SHORT PROBLEM:
The exercise asks for every line of the data to be reproduced exactly.

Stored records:
***
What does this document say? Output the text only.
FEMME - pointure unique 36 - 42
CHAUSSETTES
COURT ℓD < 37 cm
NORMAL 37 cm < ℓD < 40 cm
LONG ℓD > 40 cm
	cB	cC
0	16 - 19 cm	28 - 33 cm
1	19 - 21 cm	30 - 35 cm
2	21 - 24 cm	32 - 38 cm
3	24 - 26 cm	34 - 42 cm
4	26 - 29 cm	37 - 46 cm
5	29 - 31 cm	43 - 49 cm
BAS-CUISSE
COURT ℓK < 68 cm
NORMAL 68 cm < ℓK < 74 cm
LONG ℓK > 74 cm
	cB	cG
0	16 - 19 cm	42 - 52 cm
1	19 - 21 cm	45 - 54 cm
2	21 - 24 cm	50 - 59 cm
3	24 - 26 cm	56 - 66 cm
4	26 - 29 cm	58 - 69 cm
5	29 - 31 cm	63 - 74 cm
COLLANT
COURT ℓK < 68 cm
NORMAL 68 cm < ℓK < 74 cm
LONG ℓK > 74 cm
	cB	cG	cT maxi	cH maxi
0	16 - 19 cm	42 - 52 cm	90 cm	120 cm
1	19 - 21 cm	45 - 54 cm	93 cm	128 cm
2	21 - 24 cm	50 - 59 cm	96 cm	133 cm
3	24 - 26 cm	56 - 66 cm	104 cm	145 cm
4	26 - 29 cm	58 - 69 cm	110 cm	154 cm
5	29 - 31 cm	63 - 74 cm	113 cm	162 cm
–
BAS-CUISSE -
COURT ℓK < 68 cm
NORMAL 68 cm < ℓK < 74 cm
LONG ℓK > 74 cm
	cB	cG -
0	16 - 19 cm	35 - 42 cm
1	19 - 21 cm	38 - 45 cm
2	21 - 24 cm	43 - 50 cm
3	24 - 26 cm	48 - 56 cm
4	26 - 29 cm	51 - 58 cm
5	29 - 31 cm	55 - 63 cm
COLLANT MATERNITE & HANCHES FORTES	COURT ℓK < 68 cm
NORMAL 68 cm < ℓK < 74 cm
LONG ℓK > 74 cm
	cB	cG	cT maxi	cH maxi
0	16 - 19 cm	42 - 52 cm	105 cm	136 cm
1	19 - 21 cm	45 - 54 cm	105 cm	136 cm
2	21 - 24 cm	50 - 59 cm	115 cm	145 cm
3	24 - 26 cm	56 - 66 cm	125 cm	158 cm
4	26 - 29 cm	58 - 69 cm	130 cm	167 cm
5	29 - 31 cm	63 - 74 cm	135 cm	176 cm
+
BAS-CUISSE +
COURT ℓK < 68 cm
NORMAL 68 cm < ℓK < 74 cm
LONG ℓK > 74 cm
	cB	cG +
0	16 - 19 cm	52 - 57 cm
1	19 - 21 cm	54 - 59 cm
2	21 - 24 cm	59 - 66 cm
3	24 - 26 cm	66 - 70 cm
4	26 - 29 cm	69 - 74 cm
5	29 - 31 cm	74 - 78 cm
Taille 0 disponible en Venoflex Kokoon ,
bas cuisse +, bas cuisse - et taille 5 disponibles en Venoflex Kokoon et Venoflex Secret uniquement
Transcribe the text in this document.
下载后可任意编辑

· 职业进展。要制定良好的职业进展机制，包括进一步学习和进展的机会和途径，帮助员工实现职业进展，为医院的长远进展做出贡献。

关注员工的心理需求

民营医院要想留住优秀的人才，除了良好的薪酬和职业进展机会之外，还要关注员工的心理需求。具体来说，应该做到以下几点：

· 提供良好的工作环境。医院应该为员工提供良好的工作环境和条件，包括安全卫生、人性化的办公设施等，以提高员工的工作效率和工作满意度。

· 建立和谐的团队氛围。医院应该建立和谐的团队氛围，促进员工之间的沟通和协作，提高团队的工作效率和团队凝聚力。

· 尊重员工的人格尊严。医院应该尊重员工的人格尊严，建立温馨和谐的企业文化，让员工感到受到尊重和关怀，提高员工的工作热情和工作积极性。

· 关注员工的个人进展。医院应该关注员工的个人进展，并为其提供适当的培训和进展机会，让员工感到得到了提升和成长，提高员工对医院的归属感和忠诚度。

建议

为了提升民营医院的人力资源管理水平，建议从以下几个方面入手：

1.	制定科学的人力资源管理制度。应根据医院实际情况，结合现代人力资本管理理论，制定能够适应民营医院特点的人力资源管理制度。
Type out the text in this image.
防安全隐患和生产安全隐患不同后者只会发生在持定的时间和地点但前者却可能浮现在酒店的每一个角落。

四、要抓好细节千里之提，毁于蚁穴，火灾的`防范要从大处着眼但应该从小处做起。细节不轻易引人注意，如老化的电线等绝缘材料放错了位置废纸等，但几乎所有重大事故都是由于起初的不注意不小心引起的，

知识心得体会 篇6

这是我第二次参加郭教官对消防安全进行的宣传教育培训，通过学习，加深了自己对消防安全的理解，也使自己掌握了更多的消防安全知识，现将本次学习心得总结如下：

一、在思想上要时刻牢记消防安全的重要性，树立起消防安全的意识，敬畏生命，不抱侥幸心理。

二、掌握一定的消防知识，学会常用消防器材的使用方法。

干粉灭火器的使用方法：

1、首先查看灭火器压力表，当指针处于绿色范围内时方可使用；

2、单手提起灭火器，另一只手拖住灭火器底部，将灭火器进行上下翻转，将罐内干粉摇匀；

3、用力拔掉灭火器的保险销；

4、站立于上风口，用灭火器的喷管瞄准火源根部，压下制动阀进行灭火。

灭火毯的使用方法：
***
REPLY TO THE TASK:
What does this document say? Output the text only.
FEMME - pointure unique 36 - 42
CHAUSSETTES
COURT ℓD < 37 cm
NORMAL 37 cm < ℓD < 40 cm
LONG ℓD > 40 cm
	cB	cC
0	16 - 19 cm	28 - 33 cm
1	19 - 21 cm	30 - 35 cm
2	21 - 24 cm	32 - 38 cm
3	24 - 26 cm	34 - 42 cm
4	26 - 29 cm	37 - 46 cm
5	29 - 31 cm	43 - 49 cm
BAS-CUISSE
COURT ℓK < 68 cm
NORMAL 68 cm < ℓK < 74 cm
LONG ℓK > 74 cm
	cB	cG
0	16 - 19 cm	42 - 52 cm
1	19 - 21 cm	45 - 54 cm
2	21 - 24 cm	50 - 59 cm
3	24 - 26 cm	56 - 66 cm
4	26 - 29 cm	58 - 69 cm
5	29 - 31 cm	63 - 74 cm
COLLANT
COURT ℓK < 68 cm
NORMAL 68 cm < ℓK < 74 cm
LONG ℓK > 74 cm
	cB	cG	cT maxi	cH maxi
0	16 - 19 cm	42 - 52 cm	90 cm	120 cm
1	19 - 21 cm	45 - 54 cm	93 cm	128 cm
2	21 - 24 cm	50 - 59 cm	96 cm	133 cm
3	24 - 26 cm	56 - 66 cm	104 cm	145 cm
4	26 - 29 cm	58 - 69 cm	110 cm	154 cm
5	29 - 31 cm	63 - 74 cm	113 cm	162 cm
–
BAS-CUISSE -
COURT ℓK < 68 cm
NORMAL 68 cm < ℓK < 74 cm
LONG ℓK > 74 cm
	cB	cG -
0	16 - 19 cm	35 - 42 cm
1	19 - 21 cm	38 - 45 cm
2	21 - 24 cm	43 - 50 cm
3	24 - 26 cm	48 - 56 cm
4	26 - 29 cm	51 - 58 cm
5	29 - 31 cm	55 - 63 cm
COLLANT MATERNITE & HANCHES FORTES	COURT ℓK < 68 cm
NORMAL 68 cm < ℓK < 74 cm
LONG ℓK > 74 cm
	cB	cG	cT maxi	cH maxi
0	16 - 19 cm	42 - 52 cm	105 cm	136 cm
1	19 - 21 cm	45 - 54 cm	105 cm	136 cm
2	21 - 24 cm	50 - 59 cm	115 cm	145 cm
3	24 - 26 cm	56 - 66 cm	125 cm	158 cm
4	26 - 29 cm	58 - 69 cm	130 cm	167 cm
5	29 - 31 cm	63 - 74 cm	135 cm	176 cm
+
BAS-CUISSE +
COURT ℓK < 68 cm
NORMAL 68 cm < ℓK < 74 cm
LONG ℓK > 74 cm
	cB	cG +
0	16 - 19 cm	52 - 57 cm
1	19 - 21 cm	54 - 59 cm
2	21 - 24 cm	59 - 66 cm
3	24 - 26 cm	66 - 70 cm
4	26 - 29 cm	69 - 74 cm
5	29 - 31 cm	74 - 78 cm
Taille 0 disponible en Venoflex Kokoon ,
bas cuisse +, bas cuisse - et taille 5 disponibles en Venoflex Kokoon et Venoflex Secret uniquement
Transcribe the text in this document.
下载后可任意编辑

· 职业进展。要制定良好的职业进展机制，包括进一步学习和进展的机会和途径，帮助员工实现职业进展，为医院的长远进展做出贡献。

关注员工的心理需求

民营医院要想留住优秀的人才，除了良好的薪酬和职业进展机会之外，还要关注员工的心理需求。具体来说，应该做到以下几点：

· 提供良好的工作环境。医院应该为员工提供良好的工作环境和条件，包括安全卫生、人性化的办公设施等，以提高员工的工作效率和工作满意度。

· 建立和谐的团队氛围。医院应该建立和谐的团队氛围，促进员工之间的沟通和协作，提高团队的工作效率和团队凝聚力。

· 尊重员工的人格尊严。医院应该尊重员工的人格尊严，建立温馨和谐的企业文化，让员工感到受到尊重和关怀，提高员工的工作热情和工作积极性。

· 关注员工的个人进展。医院应该关注员工的个人进展，并为其提供适当的培训和进展机会，让员工感到得到了提升和成长，提高员工对医院的归属感和忠诚度。

建议

为了提升民营医院的人力资源管理水平，建议从以下几个方面入手：

1.	制定科学的人力资源管理制度。应根据医院实际情况，结合现代人力资本管理理论，制定能够适应民营医院特点的人力资源管理制度。
Type out the text in this image.
防安全隐患和生产安全隐患不同后者只会发生在持定的时间和地点但前者却可能浮现在酒店的每一个角落。

四、要抓好细节千里之提，毁于蚁穴，火灾的`防范要从大处着眼但应该从小处做起。细节不轻易引人注意，如老化的电线等绝缘材料放错了位置废纸等，但几乎所有重大事故都是由于起初的不注意不小心引起的，

知识心得体会 篇6

这是我第二次参加郭教官对消防安全进行的宣传教育培训，通过学习，加深了自己对消防安全的理解，也使自己掌握了更多的消防安全知识，现将本次学习心得总结如下：

一、在思想上要时刻牢记消防安全的重要性，树立起消防安全的意识，敬畏生命，不抱侥幸心理。

二、掌握一定的消防知识，学会常用消防器材的使用方法。

干粉灭火器的使用方法：

1、首先查看灭火器压力表，当指针处于绿色范围内时方可使用；

2、单手提起灭火器，另一只手拖住灭火器底部，将灭火器进行上下翻转，将罐内干粉摇匀；

3、用力拔掉灭火器的保险销；

4、站立于上风口，用灭火器的喷管瞄准火源根部，压下制动阀进行灭火。

灭火毯的使用方法：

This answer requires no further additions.